Goal of the exercise: Images excluded, repeat each entry below exactly.

Records supplied:
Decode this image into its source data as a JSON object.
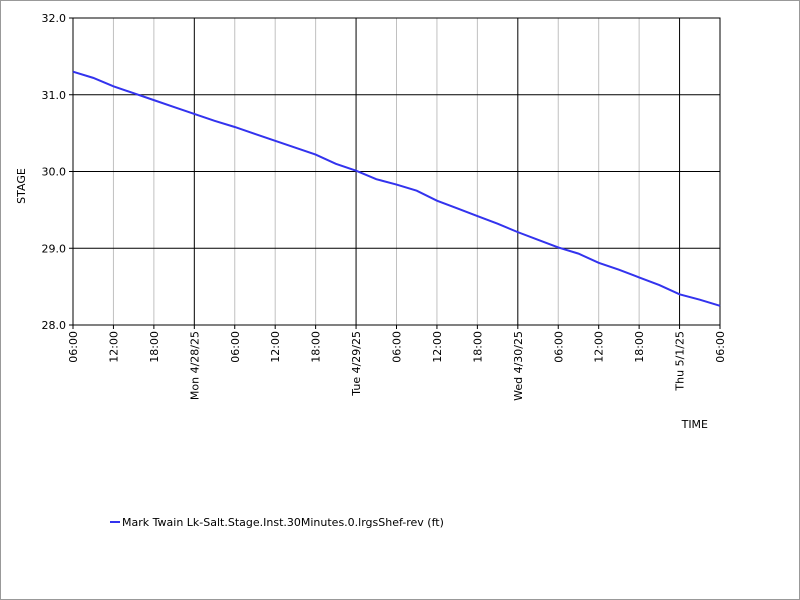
{
  "chart_data": {
    "type": "line",
    "y_label": "STAGE",
    "x_label": "TIME",
    "x": [
      "2025-04-27T06:00",
      "2025-04-27T09:00",
      "2025-04-27T12:00",
      "2025-04-27T15:00",
      "2025-04-27T18:00",
      "2025-04-27T21:00",
      "2025-04-28T00:00",
      "2025-04-28T03:00",
      "2025-04-28T06:00",
      "2025-04-28T09:00",
      "2025-04-28T12:00",
      "2025-04-28T15:00",
      "2025-04-28T18:00",
      "2025-04-28T21:00",
      "2025-04-29T00:00",
      "2025-04-29T03:00",
      "2025-04-29T06:00",
      "2025-04-29T09:00",
      "2025-04-29T12:00",
      "2025-04-29T15:00",
      "2025-04-29T18:00",
      "2025-04-29T21:00",
      "2025-04-30T00:00",
      "2025-04-30T03:00",
      "2025-04-30T06:00",
      "2025-04-30T09:00",
      "2025-04-30T12:00",
      "2025-04-30T15:00",
      "2025-04-30T18:00",
      "2025-04-30T21:00",
      "2025-05-01T00:00",
      "2025-05-01T03:00",
      "2025-05-01T06:00"
    ],
    "series": [
      {
        "name": "Mark Twain Lk-Salt.Stage.Inst.30Minutes.0.lrgsShef-rev (ft)",
        "color": "#3333ee",
        "values": [
          31.3,
          31.22,
          31.11,
          31.02,
          30.93,
          30.84,
          30.75,
          30.66,
          30.58,
          30.49,
          30.4,
          30.31,
          30.22,
          30.1,
          30.01,
          29.9,
          29.83,
          29.75,
          29.62,
          29.52,
          29.42,
          29.32,
          29.21,
          29.11,
          29.01,
          28.93,
          28.81,
          28.72,
          28.62,
          28.52,
          28.4,
          28.33,
          28.25
        ]
      }
    ],
    "xlim": [
      "2025-04-27T06:00",
      "2025-05-01T06:00"
    ],
    "xticks": [
      {
        "value": "2025-04-27T06:00",
        "label": "06:00"
      },
      {
        "value": "2025-04-27T12:00",
        "label": "12:00"
      },
      {
        "value": "2025-04-27T18:00",
        "label": "18:00"
      },
      {
        "value": "2025-04-28T00:00",
        "label": "Mon 4/28/25"
      },
      {
        "value": "2025-04-28T06:00",
        "label": "06:00"
      },
      {
        "value": "2025-04-28T12:00",
        "label": "12:00"
      },
      {
        "value": "2025-04-28T18:00",
        "label": "18:00"
      },
      {
        "value": "2025-04-29T00:00",
        "label": "Tue 4/29/25"
      },
      {
        "value": "2025-04-29T06:00",
        "label": "06:00"
      },
      {
        "value": "2025-04-29T12:00",
        "label": "12:00"
      },
      {
        "value": "2025-04-29T18:00",
        "label": "18:00"
      },
      {
        "value": "2025-04-30T00:00",
        "label": "Wed 4/30/25"
      },
      {
        "value": "2025-04-30T06:00",
        "label": "06:00"
      },
      {
        "value": "2025-04-30T12:00",
        "label": "12:00"
      },
      {
        "value": "2025-04-30T18:00",
        "label": "18:00"
      },
      {
        "value": "2025-05-01T00:00",
        "label": "Thu 5/1/25"
      },
      {
        "value": "2025-05-01T06:00",
        "label": "06:00"
      }
    ],
    "ylim": [
      28,
      32
    ],
    "yticks": [
      {
        "value": 28,
        "label": "28.0"
      },
      {
        "value": 29,
        "label": "29.0"
      },
      {
        "value": 30,
        "label": "30.0"
      },
      {
        "value": 31,
        "label": "31.0"
      },
      {
        "value": 32,
        "label": "32.0"
      }
    ],
    "grid": true
  }
}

Result:
Decode this image into its source data as a JSON object.
{
  "chart_data": {
    "type": "line",
    "y_label": "STAGE",
    "x_label": "TIME",
    "x": [
      "2025-04-27T06:00",
      "2025-04-27T09:00",
      "2025-04-27T12:00",
      "2025-04-27T15:00",
      "2025-04-27T18:00",
      "2025-04-27T21:00",
      "2025-04-28T00:00",
      "2025-04-28T03:00",
      "2025-04-28T06:00",
      "2025-04-28T09:00",
      "2025-04-28T12:00",
      "2025-04-28T15:00",
      "2025-04-28T18:00",
      "2025-04-28T21:00",
      "2025-04-29T00:00",
      "2025-04-29T03:00",
      "2025-04-29T06:00",
      "2025-04-29T09:00",
      "2025-04-29T12:00",
      "2025-04-29T15:00",
      "2025-04-29T18:00",
      "2025-04-29T21:00",
      "2025-04-30T00:00",
      "2025-04-30T03:00",
      "2025-04-30T06:00",
      "2025-04-30T09:00",
      "2025-04-30T12:00",
      "2025-04-30T15:00",
      "2025-04-30T18:00",
      "2025-04-30T21:00",
      "2025-05-01T00:00",
      "2025-05-01T03:00",
      "2025-05-01T06:00"
    ],
    "series": [
      {
        "name": "Mark Twain Lk-Salt.Stage.Inst.30Minutes.0.lrgsShef-rev (ft)",
        "color": "#3333ee",
        "values": [
          31.3,
          31.22,
          31.11,
          31.02,
          30.93,
          30.84,
          30.75,
          30.66,
          30.58,
          30.49,
          30.4,
          30.31,
          30.22,
          30.1,
          30.01,
          29.9,
          29.83,
          29.75,
          29.62,
          29.52,
          29.42,
          29.32,
          29.21,
          29.11,
          29.01,
          28.93,
          28.81,
          28.72,
          28.62,
          28.52,
          28.4,
          28.33,
          28.25
        ]
      }
    ],
    "xlim": [
      "2025-04-27T06:00",
      "2025-05-01T06:00"
    ],
    "xticks": [
      {
        "value": "2025-04-27T06:00",
        "label": "06:00"
      },
      {
        "value": "2025-04-27T12:00",
        "label": "12:00"
      },
      {
        "value": "2025-04-27T18:00",
        "label": "18:00"
      },
      {
        "value": "2025-04-28T00:00",
        "label": "Mon 4/28/25"
      },
      {
        "value": "2025-04-28T06:00",
        "label": "06:00"
      },
      {
        "value": "2025-04-28T12:00",
        "label": "12:00"
      },
      {
        "value": "2025-04-28T18:00",
        "label": "18:00"
      },
      {
        "value": "2025-04-29T00:00",
        "label": "Tue 4/29/25"
      },
      {
        "value": "2025-04-29T06:00",
        "label": "06:00"
      },
      {
        "value": "2025-04-29T12:00",
        "label": "12:00"
      },
      {
        "value": "2025-04-29T18:00",
        "label": "18:00"
      },
      {
        "value": "2025-04-30T00:00",
        "label": "Wed 4/30/25"
      },
      {
        "value": "2025-04-30T06:00",
        "label": "06:00"
      },
      {
        "value": "2025-04-30T12:00",
        "label": "12:00"
      },
      {
        "value": "2025-04-30T18:00",
        "label": "18:00"
      },
      {
        "value": "2025-05-01T00:00",
        "label": "Thu 5/1/25"
      },
      {
        "value": "2025-05-01T06:00",
        "label": "06:00"
      }
    ],
    "ylim": [
      28,
      32
    ],
    "yticks": [
      {
        "value": 28,
        "label": "28.0"
      },
      {
        "value": 29,
        "label": "29.0"
      },
      {
        "value": 30,
        "label": "30.0"
      },
      {
        "value": 31,
        "label": "31.0"
      },
      {
        "value": 32,
        "label": "32.0"
      }
    ],
    "grid": true
  }
}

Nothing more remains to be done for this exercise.